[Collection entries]
------------------------------------------------------------------------
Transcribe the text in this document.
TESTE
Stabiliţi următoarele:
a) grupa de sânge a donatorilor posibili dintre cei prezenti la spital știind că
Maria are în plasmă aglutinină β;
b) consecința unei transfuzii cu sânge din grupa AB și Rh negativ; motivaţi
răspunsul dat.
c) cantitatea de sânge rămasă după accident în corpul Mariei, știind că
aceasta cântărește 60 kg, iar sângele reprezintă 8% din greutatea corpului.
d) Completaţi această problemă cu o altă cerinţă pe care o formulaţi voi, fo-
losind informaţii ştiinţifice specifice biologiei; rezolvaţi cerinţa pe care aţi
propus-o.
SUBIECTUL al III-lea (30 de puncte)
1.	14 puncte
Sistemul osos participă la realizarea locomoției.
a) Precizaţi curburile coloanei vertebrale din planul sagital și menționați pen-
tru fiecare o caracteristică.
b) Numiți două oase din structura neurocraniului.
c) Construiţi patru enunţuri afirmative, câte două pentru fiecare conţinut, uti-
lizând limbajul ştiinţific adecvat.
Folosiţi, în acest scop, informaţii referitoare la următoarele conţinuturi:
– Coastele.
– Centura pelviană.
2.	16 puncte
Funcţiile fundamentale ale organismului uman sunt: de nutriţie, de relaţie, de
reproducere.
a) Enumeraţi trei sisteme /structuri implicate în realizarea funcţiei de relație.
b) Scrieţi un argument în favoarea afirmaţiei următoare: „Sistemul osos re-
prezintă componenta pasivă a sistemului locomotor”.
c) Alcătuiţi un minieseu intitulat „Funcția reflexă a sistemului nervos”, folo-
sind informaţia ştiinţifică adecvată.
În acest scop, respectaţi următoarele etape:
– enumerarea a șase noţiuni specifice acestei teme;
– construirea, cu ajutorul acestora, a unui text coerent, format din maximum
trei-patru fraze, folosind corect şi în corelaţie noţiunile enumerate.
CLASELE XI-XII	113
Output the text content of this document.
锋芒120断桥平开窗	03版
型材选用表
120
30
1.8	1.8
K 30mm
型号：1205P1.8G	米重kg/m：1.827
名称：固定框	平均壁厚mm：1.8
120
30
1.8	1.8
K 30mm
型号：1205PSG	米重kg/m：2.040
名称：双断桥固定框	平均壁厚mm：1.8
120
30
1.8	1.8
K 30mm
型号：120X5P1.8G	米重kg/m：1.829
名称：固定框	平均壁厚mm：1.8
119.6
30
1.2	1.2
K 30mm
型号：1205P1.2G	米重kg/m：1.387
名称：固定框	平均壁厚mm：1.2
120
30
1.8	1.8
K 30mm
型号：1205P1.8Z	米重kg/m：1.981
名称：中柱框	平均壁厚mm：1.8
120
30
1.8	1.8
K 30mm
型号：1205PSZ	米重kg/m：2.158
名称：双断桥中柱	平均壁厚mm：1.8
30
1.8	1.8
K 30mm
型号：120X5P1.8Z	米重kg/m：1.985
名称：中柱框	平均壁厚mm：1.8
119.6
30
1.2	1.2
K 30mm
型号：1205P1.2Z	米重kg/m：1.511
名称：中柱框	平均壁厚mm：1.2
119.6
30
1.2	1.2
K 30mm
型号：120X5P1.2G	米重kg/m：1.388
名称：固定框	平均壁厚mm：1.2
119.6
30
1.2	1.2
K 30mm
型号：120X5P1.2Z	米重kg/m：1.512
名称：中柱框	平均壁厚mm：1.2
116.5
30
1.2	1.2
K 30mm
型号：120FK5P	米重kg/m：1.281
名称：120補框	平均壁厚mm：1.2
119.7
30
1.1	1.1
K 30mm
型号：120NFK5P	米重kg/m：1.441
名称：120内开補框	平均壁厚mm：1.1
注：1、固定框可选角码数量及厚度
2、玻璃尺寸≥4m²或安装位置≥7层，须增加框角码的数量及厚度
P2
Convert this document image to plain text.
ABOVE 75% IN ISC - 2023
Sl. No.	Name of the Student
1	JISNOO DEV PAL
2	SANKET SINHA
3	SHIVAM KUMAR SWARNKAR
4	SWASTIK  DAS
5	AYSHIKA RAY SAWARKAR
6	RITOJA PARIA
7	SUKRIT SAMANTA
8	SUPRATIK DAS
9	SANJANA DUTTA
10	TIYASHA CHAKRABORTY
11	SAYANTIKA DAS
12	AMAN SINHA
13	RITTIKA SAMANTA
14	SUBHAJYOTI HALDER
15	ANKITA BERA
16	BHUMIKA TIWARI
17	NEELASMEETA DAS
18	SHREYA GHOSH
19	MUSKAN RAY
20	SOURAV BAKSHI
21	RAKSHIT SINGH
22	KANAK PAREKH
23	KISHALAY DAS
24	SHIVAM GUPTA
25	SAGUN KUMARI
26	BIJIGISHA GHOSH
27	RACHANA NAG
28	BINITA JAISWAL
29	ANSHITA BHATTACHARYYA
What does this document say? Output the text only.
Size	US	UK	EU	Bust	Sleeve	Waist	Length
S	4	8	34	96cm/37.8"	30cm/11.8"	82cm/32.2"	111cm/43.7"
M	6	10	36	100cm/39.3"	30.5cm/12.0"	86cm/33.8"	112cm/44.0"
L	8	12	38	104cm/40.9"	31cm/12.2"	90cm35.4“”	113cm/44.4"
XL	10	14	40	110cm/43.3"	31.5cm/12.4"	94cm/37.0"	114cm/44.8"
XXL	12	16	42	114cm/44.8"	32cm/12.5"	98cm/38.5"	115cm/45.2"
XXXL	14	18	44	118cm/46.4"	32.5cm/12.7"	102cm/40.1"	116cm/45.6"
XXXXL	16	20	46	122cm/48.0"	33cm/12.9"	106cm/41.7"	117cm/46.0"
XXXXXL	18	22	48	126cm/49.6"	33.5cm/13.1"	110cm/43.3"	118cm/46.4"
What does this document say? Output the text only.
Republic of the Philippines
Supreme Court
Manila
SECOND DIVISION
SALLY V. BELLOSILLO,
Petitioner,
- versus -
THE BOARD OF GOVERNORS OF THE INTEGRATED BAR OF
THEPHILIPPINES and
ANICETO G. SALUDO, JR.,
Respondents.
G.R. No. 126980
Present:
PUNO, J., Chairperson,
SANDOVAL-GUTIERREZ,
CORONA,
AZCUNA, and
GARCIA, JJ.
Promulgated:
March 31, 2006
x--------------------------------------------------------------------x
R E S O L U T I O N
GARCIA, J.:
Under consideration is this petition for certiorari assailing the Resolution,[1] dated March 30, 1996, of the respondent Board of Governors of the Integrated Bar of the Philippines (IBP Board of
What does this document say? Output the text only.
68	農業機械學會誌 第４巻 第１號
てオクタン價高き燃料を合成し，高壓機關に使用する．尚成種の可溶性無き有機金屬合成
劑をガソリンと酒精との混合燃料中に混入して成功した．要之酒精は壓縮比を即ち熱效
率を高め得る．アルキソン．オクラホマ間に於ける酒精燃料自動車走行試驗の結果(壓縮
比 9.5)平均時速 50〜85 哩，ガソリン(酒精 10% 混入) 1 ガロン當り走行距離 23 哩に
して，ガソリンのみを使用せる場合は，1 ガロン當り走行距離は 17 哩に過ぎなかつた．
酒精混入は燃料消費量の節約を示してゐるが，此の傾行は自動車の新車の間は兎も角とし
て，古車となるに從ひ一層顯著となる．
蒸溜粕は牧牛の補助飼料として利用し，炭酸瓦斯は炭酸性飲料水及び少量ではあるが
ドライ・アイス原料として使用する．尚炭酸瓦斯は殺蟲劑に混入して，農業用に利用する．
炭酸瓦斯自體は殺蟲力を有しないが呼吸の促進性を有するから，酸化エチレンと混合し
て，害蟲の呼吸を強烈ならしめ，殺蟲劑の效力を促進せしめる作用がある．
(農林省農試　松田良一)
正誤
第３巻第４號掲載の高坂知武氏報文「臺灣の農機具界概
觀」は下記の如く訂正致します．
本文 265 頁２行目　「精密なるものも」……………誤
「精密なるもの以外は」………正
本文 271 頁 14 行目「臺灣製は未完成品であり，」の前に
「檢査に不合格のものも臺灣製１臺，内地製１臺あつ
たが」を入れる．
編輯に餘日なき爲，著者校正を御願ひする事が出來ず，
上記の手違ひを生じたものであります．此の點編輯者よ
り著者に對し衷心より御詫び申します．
------------------------------------------------------------------------
## Written problem
Search the entries for "this" and copy out each line that has it.

## Written answer
Transcribe the text in this document.
Output the text content of this document.
Convert this document image to plain text.
What does this document say? Output the text only.
What does this document say? Output the text only.
Under consideration is this petition for certiorari assailing the Resolution,[1] dated March 30, 1996, of the respondent Board of Governors of the Integrated Bar of the Philippines (IBP Board of
What does this document say? Output the text only.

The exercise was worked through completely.